### DATA LINES
---

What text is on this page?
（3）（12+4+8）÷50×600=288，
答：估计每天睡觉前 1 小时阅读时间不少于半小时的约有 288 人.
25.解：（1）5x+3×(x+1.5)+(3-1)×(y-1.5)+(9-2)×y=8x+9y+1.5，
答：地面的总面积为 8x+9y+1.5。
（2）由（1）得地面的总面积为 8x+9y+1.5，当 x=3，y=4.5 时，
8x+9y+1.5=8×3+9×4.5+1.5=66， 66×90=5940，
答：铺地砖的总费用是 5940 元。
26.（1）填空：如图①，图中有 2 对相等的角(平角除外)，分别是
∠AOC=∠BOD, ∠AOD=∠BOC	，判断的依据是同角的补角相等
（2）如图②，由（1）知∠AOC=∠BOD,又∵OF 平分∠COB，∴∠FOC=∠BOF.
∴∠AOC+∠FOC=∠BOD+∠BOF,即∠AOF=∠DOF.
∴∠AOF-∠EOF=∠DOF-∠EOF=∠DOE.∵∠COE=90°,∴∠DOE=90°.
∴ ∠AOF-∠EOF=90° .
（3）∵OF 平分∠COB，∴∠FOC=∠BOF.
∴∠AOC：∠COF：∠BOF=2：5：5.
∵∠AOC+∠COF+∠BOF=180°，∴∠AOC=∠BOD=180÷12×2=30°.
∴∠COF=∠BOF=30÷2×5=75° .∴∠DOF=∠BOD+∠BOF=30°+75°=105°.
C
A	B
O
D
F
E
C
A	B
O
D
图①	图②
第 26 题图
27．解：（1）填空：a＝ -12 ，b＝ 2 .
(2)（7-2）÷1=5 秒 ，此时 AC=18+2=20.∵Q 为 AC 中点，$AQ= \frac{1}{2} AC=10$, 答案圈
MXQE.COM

---

Please quote the records above exactly, without skipping a line.

What text is on this page?
（3）（12+4+8）÷50×600=288，
答：估计每天睡觉前 1 小时阅读时间不少于半小时的约有 288 人.
25.解：（1）5x+3×(x+1.5)+(3-1)×(y-1.5)+(9-2)×y=8x+9y+1.5，
答：地面的总面积为 8x+9y+1.5。
（2）由（1）得地面的总面积为 8x+9y+1.5，当 x=3，y=4.5 时，
8x+9y+1.5=8×3+9×4.5+1.5=66， 66×90=5940，
答：铺地砖的总费用是 5940 元。
26.（1）填空：如图①，图中有 2 对相等的角(平角除外)，分别是
∠AOC=∠BOD, ∠AOD=∠BOC	，判断的依据是同角的补角相等
（2）如图②，由（1）知∠AOC=∠BOD,又∵OF 平分∠COB，∴∠FOC=∠BOF.
∴∠AOC+∠FOC=∠BOD+∠BOF,即∠AOF=∠DOF.
∴∠AOF-∠EOF=∠DOF-∠EOF=∠DOE.∵∠COE=90°,∴∠DOE=90°.
∴ ∠AOF-∠EOF=90° .
（3）∵OF 平分∠COB，∴∠FOC=∠BOF.
∴∠AOC：∠COF：∠BOF=2：5：5.
∵∠AOC+∠COF+∠BOF=180°，∴∠AOC=∠BOD=180÷12×2=30°.
∴∠COF=∠BOF=30÷2×5=75° .∴∠DOF=∠BOD+∠BOF=30°+75°=105°.
C
A	B
O
D
F
E
C
A	B
O
D
图①	图②
第 26 题图
27．解：（1）填空：a＝ -12 ，b＝ 2 .
(2)（7-2）÷1=5 秒 ，此时 AC=18+2=20.∵Q 为 AC 中点，$AQ= \frac{1}{2} AC=10$, 答案圈
MXQE.COM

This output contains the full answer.